## [GOAL]
Turn the lines from the start of the listing through the line holding "address-dropdown-icon[interactable] [623, 119, 631, 124]", inclusive, into a numbered list, leaving out any blank lines.

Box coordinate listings
========

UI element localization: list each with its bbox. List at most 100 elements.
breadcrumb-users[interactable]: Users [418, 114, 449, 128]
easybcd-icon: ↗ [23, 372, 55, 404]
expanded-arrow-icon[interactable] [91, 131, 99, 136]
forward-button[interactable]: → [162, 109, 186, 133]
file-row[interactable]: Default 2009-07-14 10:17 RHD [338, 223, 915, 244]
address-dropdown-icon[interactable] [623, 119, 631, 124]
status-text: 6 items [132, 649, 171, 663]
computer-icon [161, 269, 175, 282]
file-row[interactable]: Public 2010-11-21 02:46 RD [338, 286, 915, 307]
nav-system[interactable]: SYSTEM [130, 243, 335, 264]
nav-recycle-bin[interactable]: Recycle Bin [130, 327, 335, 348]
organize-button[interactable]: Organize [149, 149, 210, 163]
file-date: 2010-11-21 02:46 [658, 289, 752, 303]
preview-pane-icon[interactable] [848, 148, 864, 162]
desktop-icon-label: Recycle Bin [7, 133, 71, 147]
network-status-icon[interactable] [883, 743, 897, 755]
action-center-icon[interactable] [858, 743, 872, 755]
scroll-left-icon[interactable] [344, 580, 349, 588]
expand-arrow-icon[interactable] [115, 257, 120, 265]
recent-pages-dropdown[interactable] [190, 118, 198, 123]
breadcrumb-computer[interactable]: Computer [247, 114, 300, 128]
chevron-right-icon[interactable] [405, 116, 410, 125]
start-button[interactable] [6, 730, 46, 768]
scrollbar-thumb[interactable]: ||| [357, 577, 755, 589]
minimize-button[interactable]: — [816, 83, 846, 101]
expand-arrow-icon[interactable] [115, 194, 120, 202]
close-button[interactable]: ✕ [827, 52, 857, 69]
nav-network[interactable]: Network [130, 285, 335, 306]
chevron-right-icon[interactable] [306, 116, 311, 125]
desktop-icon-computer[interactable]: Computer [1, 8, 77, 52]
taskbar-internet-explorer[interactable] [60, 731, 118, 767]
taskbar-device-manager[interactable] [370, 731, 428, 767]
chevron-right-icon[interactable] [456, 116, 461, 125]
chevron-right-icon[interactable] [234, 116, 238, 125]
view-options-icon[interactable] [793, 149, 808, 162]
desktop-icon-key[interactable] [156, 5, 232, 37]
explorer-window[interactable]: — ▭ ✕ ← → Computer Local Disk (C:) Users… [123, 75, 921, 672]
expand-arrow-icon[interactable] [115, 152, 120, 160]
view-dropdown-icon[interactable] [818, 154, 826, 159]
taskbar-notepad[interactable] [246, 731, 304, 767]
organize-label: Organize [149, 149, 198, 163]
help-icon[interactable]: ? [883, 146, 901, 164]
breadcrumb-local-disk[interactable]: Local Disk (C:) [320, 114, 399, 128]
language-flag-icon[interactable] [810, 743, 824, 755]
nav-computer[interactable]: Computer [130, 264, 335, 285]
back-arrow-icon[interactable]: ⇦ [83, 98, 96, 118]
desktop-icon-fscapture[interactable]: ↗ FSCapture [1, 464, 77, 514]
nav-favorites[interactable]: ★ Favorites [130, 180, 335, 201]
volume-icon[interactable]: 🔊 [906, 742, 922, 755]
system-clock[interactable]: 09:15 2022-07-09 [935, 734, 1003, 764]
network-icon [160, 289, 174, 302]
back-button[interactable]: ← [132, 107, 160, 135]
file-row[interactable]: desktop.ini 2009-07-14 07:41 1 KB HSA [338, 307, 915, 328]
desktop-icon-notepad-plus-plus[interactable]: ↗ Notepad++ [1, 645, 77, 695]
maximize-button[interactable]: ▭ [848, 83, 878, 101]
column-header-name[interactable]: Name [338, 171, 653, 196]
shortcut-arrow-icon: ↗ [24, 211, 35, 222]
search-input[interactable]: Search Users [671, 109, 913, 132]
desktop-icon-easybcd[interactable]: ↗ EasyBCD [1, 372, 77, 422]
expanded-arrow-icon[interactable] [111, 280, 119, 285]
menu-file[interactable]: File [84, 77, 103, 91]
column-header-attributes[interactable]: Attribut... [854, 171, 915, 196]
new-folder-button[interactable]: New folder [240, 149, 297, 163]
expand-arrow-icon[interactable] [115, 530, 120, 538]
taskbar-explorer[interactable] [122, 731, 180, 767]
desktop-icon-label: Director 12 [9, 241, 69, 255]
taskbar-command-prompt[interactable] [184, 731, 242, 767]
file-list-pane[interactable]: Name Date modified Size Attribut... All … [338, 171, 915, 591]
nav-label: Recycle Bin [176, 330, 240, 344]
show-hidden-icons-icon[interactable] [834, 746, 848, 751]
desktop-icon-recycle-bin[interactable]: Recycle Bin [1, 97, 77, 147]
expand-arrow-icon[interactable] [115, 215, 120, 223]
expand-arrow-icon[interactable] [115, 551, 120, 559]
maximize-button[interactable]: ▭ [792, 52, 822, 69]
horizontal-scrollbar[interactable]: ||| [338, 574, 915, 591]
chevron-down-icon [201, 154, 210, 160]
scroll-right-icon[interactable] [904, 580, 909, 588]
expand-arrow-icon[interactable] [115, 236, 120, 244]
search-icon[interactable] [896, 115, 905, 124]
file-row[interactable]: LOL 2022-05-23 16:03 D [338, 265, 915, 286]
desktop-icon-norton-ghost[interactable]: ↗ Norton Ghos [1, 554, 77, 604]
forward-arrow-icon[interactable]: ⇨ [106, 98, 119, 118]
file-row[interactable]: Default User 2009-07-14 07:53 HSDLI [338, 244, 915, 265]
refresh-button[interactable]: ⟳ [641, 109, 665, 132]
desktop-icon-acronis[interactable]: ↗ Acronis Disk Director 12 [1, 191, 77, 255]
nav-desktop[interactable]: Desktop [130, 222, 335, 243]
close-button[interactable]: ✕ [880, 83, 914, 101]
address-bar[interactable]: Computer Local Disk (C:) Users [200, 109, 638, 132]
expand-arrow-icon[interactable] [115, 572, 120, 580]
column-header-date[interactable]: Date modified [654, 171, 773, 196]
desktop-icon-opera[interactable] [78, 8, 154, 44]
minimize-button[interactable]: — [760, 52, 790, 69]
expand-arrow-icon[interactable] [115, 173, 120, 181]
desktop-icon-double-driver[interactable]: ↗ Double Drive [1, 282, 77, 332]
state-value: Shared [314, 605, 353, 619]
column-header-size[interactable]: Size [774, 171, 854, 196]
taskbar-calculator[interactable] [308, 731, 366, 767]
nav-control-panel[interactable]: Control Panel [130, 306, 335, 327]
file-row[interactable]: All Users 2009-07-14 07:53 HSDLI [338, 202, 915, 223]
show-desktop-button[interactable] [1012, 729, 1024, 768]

========

## [RESPONSE]
1. UI element localization: list each with its bbox. List at most 100 elements.
2. breadcrumb-users[interactable]: Users [418, 114, 449, 128]
3. easybcd-icon: ↗ [23, 372, 55, 404]
4. expanded-arrow-icon[interactable] [91, 131, 99, 136]
5. forward-button[interactable]: → [162, 109, 186, 133]
6. file-row[interactable]: Default 2009-07-14 10:17 RHD [338, 223, 915, 244]
7. address-dropdown-icon[interactable] [623, 119, 631, 124]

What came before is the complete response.